- _Exercise task_
Every entry needs to be printed exactly, please.

(Figure record extracts)

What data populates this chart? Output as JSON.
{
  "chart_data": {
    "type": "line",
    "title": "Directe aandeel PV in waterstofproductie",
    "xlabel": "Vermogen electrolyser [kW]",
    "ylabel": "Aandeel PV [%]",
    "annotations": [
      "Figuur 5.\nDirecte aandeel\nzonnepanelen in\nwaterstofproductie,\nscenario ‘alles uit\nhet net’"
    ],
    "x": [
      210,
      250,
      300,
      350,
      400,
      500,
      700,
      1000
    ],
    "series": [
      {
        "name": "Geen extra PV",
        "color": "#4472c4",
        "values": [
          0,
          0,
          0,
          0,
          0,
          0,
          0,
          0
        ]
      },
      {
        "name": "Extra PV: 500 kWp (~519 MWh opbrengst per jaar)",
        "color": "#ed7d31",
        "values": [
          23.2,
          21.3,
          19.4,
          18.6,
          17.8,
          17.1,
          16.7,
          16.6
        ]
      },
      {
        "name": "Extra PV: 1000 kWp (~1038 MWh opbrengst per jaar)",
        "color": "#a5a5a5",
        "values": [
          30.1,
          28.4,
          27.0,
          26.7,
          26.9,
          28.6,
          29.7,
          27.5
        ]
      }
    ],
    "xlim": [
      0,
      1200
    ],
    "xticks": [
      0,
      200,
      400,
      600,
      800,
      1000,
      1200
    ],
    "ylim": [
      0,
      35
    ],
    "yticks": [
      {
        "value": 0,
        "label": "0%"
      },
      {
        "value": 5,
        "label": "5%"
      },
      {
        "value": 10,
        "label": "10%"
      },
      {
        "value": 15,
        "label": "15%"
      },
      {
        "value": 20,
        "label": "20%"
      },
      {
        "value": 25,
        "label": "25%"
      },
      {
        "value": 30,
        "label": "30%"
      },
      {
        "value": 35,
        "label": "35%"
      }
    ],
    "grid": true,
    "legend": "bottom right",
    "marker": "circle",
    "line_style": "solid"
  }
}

- _Task result_
What data populates this chart? Output as JSON.
{
  "chart_data": {
    "type": "line",
    "title": "Directe aandeel PV in waterstofproductie",
    "xlabel": "Vermogen electrolyser [kW]",
    "ylabel": "Aandeel PV [%]",
    "annotations": [
      "Figuur 5.\nDirecte aandeel\nzonnepanelen in\nwaterstofproductie,\nscenario ‘alles uit\nhet net’"
    ],
    "x": [
      210,
      250,
      300,
      350,
      400,
      500,
      700,
      1000
    ],
    "series": [
      {
        "name": "Geen extra PV",
        "color": "#4472c4",
        "values": [
          0,
          0,
          0,
          0,
          0,
          0,
          0,
          0
        ]
      },
      {
        "name": "Extra PV: 500 kWp (~519 MWh opbrengst per jaar)",
        "color": "#ed7d31",
        "values": [
          23.2,
          21.3,
          19.4,
          18.6,
          17.8,
          17.1,
          16.7,
          16.6
        ]
      },
      {
        "name": "Extra PV: 1000 kWp (~1038 MWh opbrengst per jaar)",
        "color": "#a5a5a5",
        "values": [
          30.1,
          28.4,
          27.0,
          26.7,
          26.9,
          28.6,
          29.7,
          27.5
        ]
      }
    ],
    "xlim": [
      0,
      1200
    ],
    "xticks": [
      0,
      200,
      400,
      600,
      800,
      1000,
      1200
    ],
    "ylim": [
      0,
      35
    ],
    "yticks": [
      {
        "value": 0,
        "label": "0%"
      },
      {
        "value": 5,
        "label": "5%"
      },
      {
        "value": 10,
        "label": "10%"
      },
      {
        "value": 15,
        "label": "15%"
      },
      {
        "value": 20,
        "label": "20%"
      },
      {
        "value": 25,
        "label": "25%"
      },
      {
        "value": 30,
        "label": "30%"
      },
      {
        "value": 35,
        "label": "35%"
      }
    ],
    "grid": true,
    "legend": "bottom right",
    "marker": "circle",
    "line_style": "solid"
  }
}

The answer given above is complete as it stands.